Given request: Assemble all lines in which the string "after" appears.

* start *

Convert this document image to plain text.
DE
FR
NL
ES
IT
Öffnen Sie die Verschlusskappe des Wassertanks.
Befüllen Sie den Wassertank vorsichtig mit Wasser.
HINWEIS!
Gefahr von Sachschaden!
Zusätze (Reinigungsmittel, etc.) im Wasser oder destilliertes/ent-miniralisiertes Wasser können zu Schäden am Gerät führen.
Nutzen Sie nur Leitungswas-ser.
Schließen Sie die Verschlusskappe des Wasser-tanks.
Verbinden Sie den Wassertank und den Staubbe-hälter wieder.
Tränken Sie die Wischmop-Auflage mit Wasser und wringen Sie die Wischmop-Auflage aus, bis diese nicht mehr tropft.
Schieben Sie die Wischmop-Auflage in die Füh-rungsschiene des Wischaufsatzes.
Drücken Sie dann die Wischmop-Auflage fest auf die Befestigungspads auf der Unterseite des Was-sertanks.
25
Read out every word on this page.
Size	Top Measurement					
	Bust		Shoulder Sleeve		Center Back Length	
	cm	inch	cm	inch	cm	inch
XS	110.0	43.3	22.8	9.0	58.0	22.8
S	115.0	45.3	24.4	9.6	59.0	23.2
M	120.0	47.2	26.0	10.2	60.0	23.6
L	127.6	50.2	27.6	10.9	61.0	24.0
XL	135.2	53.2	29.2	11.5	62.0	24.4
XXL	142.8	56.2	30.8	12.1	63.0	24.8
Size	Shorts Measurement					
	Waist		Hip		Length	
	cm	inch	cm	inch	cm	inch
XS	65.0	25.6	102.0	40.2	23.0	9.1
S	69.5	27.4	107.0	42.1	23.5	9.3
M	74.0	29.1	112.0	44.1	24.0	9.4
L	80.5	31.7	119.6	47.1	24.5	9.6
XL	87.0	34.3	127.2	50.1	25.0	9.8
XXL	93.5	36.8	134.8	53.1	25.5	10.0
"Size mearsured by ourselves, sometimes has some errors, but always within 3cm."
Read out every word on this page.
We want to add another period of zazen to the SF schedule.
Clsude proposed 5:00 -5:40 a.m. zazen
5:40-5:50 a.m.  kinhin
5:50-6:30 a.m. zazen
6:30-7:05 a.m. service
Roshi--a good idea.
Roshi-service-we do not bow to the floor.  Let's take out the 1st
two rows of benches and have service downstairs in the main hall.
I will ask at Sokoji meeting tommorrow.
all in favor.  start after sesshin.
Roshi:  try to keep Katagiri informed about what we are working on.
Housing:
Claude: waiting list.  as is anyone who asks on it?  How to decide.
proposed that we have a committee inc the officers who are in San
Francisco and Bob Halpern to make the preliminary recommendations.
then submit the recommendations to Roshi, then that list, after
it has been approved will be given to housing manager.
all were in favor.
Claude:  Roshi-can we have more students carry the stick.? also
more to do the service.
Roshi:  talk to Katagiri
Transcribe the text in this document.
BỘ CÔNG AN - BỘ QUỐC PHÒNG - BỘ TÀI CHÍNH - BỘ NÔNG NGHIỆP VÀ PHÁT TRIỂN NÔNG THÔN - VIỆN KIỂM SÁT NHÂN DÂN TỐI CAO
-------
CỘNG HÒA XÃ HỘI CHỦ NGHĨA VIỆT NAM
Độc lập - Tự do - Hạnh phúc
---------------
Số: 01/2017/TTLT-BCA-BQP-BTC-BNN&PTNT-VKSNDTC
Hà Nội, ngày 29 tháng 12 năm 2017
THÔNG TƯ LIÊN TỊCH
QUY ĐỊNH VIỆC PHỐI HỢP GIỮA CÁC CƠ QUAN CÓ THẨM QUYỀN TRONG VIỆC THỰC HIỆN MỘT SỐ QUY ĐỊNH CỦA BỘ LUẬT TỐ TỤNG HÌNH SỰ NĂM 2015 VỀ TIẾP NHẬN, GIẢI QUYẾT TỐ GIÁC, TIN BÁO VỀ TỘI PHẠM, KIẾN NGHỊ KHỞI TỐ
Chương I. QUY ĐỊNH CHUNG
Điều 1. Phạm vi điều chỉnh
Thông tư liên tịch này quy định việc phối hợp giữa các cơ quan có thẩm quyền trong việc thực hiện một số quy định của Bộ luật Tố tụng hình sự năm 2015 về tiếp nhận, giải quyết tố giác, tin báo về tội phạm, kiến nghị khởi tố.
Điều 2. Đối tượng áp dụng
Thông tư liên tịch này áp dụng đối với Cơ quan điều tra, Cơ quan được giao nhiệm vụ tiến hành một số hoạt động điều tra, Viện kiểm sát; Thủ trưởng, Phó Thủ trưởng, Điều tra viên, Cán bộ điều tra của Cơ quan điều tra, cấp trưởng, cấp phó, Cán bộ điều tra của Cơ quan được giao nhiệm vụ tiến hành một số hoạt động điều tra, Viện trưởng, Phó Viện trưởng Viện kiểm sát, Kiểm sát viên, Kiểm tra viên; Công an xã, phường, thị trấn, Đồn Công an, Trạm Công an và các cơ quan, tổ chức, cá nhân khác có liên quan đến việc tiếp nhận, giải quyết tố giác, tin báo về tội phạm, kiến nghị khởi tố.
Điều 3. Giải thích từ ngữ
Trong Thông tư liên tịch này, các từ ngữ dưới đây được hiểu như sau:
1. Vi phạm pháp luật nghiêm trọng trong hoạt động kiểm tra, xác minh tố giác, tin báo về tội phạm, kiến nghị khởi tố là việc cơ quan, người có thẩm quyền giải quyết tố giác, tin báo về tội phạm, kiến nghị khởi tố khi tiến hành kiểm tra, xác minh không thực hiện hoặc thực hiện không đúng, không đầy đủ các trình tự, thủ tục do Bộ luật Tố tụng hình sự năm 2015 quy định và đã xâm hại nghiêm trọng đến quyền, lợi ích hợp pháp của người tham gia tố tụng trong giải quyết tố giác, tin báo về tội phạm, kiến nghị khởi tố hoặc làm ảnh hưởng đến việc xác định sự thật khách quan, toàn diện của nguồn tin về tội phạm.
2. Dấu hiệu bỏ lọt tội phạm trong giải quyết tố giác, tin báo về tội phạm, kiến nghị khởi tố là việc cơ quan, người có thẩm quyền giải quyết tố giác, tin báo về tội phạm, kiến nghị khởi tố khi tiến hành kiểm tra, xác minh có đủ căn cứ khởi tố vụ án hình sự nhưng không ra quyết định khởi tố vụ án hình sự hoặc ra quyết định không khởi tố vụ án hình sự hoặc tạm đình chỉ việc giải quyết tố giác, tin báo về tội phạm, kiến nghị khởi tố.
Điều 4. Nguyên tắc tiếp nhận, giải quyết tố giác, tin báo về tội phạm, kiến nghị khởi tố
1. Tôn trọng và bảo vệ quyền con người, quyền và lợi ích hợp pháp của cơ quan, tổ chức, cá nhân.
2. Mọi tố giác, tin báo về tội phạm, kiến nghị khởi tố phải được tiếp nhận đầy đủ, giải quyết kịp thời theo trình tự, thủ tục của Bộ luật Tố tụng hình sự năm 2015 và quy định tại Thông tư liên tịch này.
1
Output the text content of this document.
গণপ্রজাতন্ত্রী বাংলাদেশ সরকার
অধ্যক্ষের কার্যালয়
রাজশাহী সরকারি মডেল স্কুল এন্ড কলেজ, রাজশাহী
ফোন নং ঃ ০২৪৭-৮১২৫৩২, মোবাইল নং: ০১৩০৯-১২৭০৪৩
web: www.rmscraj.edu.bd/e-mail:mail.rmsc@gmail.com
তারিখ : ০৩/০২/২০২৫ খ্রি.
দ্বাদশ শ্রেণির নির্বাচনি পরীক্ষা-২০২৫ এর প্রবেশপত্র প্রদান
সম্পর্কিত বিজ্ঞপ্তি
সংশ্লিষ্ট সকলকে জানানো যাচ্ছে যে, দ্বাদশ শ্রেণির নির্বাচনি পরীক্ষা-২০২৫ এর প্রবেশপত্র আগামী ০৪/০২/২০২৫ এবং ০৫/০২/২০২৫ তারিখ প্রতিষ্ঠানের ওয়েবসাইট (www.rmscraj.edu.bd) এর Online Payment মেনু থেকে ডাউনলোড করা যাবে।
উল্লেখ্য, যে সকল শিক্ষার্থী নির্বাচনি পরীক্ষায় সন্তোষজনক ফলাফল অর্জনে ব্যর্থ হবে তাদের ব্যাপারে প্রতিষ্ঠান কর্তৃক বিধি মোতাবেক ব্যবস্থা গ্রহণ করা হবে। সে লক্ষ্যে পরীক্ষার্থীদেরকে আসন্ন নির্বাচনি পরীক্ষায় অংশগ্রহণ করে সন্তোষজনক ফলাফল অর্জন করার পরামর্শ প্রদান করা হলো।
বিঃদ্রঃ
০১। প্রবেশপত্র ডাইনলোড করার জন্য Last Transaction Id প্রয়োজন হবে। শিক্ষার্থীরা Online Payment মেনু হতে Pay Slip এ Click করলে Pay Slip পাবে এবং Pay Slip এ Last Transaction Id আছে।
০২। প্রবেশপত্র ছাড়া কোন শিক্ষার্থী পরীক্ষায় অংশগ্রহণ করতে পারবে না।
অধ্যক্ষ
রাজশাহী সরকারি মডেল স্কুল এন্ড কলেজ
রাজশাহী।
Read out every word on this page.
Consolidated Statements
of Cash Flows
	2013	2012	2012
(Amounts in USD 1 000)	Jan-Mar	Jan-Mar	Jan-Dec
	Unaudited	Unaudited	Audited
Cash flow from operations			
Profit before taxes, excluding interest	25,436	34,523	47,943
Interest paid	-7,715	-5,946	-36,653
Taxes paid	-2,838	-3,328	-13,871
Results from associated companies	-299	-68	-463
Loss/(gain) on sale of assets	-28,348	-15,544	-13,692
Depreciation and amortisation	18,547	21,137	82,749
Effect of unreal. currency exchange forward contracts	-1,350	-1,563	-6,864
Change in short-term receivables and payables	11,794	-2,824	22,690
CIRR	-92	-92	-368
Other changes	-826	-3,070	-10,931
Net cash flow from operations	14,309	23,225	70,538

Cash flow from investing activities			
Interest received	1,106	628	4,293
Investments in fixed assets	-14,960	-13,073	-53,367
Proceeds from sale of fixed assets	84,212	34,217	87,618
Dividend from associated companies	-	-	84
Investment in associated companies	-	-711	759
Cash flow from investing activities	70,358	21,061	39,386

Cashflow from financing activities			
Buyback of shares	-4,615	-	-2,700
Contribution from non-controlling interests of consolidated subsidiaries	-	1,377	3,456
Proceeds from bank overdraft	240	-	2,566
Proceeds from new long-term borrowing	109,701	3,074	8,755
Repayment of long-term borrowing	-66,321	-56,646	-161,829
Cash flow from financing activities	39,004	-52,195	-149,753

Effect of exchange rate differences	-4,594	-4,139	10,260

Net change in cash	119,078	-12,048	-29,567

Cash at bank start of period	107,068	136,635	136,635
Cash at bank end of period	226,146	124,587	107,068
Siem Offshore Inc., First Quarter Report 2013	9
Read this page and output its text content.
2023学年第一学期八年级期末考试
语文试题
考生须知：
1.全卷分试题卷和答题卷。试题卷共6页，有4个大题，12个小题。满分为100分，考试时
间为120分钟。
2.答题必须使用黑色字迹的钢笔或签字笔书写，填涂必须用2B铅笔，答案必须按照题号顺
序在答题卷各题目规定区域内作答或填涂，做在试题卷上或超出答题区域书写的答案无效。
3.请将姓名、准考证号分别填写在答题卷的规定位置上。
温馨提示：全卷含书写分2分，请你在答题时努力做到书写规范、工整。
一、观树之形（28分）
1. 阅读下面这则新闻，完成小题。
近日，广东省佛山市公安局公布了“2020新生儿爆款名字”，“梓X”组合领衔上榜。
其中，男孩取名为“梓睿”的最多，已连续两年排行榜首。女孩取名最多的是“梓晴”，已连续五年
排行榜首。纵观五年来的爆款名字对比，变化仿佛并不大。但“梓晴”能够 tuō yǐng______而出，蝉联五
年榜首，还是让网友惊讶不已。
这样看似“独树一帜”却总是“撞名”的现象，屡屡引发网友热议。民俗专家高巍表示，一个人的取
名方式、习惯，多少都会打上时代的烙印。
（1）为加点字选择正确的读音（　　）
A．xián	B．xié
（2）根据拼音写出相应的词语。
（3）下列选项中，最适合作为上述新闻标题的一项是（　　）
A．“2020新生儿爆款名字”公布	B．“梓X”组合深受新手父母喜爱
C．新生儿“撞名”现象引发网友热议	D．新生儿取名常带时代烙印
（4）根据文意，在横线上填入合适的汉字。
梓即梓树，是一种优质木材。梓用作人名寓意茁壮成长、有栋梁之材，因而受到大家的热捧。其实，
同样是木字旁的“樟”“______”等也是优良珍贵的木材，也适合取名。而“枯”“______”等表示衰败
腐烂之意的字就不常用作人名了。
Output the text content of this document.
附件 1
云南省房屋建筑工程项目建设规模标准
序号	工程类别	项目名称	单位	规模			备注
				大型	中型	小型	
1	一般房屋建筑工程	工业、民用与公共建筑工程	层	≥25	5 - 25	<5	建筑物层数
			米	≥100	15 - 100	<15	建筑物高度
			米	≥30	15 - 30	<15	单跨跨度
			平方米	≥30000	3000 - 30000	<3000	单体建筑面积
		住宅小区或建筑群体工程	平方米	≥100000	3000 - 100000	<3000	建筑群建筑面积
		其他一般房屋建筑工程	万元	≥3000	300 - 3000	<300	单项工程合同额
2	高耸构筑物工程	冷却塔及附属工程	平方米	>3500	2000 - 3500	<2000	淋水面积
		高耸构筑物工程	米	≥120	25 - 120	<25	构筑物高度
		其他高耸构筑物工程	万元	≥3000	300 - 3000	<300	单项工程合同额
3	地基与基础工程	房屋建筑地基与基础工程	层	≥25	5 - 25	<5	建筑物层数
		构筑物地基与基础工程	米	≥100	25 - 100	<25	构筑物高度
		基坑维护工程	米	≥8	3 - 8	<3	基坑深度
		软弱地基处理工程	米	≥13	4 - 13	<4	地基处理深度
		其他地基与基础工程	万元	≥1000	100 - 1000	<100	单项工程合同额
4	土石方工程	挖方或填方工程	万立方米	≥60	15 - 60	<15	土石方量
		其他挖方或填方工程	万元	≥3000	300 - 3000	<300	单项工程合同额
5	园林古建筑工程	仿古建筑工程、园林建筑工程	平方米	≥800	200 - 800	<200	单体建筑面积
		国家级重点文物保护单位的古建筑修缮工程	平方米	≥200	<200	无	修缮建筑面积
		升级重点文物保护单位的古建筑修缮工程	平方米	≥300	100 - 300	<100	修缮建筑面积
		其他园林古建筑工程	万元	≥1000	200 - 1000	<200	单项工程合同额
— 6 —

* end *

Task solution:
all in favor.  start after sesshin.
then submit the recommendations to Roshi, then that list, after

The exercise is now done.